* **MATERIAL FOR THE TASK**:
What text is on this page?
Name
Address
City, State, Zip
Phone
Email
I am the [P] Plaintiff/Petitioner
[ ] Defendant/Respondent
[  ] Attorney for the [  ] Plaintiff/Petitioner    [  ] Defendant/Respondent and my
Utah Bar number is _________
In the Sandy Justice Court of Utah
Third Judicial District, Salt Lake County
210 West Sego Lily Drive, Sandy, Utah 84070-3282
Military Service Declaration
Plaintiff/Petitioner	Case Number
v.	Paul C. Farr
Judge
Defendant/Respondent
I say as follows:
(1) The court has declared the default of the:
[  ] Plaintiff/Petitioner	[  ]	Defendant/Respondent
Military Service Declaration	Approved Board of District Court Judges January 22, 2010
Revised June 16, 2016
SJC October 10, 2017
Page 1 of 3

* **TO DO**: Copy all the records above exactly, missing none.

* **RESPONSE TO THE EXERCISE**:
What text is on this page?
Name
Address
City, State, Zip
Phone
Email
I am the [P] Plaintiff/Petitioner
[ ] Defendant/Respondent
[  ] Attorney for the [  ] Plaintiff/Petitioner    [  ] Defendant/Respondent and my
Utah Bar number is _________
In the Sandy Justice Court of Utah
Third Judicial District, Salt Lake County
210 West Sego Lily Drive, Sandy, Utah 84070-3282
Military Service Declaration
Plaintiff/Petitioner	Case Number
v.	Paul C. Farr
Judge
Defendant/Respondent
I say as follows:
(1) The court has declared the default of the:
[  ] Plaintiff/Petitioner	[  ]	Defendant/Respondent
Military Service Declaration	Approved Board of District Court Judges January 22, 2010
Revised June 16, 2016
SJC October 10, 2017
Page 1 of 3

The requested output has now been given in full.